◆ **Task description**
Give all of the lines again, with nothing added or dropped.

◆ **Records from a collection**
--------------------------------------------------

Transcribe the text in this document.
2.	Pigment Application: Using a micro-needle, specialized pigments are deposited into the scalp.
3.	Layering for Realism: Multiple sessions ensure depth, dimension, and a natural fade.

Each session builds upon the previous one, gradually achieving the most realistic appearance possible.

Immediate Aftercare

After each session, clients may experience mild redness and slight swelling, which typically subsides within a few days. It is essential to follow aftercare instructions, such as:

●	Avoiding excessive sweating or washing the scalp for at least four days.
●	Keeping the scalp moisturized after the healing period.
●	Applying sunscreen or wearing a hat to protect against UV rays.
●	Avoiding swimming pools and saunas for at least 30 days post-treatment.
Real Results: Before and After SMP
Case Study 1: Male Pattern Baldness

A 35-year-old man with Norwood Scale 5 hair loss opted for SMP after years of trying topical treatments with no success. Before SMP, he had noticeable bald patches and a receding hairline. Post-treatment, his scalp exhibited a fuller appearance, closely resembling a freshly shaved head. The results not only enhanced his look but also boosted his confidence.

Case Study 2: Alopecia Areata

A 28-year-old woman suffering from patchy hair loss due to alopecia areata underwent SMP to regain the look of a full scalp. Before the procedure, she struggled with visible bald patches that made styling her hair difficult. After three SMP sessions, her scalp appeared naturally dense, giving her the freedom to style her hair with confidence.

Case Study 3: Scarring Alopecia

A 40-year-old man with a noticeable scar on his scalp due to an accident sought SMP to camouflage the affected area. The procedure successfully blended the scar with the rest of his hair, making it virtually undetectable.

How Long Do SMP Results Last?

--------------------------------------------------

◆ **Exercise output**
Transcribe the text in this document.
2.	Pigment Application: Using a micro-needle, specialized pigments are deposited into the scalp.
3.	Layering for Realism: Multiple sessions ensure depth, dimension, and a natural fade.

Each session builds upon the previous one, gradually achieving the most realistic appearance possible.

Immediate Aftercare

After each session, clients may experience mild redness and slight swelling, which typically subsides within a few days. It is essential to follow aftercare instructions, such as:

●	Avoiding excessive sweating or washing the scalp for at least four days.
●	Keeping the scalp moisturized after the healing period.
●	Applying sunscreen or wearing a hat to protect against UV rays.
●	Avoiding swimming pools and saunas for at least 30 days post-treatment.
Real Results: Before and After SMP
Case Study 1: Male Pattern Baldness

A 35-year-old man with Norwood Scale 5 hair loss opted for SMP after years of trying topical treatments with no success. Before SMP, he had noticeable bald patches and a receding hairline. Post-treatment, his scalp exhibited a fuller appearance, closely resembling a freshly shaved head. The results not only enhanced his look but also boosted his confidence.

Case Study 2: Alopecia Areata

A 28-year-old woman suffering from patchy hair loss due to alopecia areata underwent SMP to regain the look of a full scalp. Before the procedure, she struggled with visible bald patches that made styling her hair difficult. After three SMP sessions, her scalp appeared naturally dense, giving her the freedom to style her hair with confidence.

Case Study 3: Scarring Alopecia

A 40-year-old man with a noticeable scar on his scalp due to an accident sought SMP to camouflage the affected area. The procedure successfully blended the scar with the rest of his hair, making it virtually undetectable.

How Long Do SMP Results Last?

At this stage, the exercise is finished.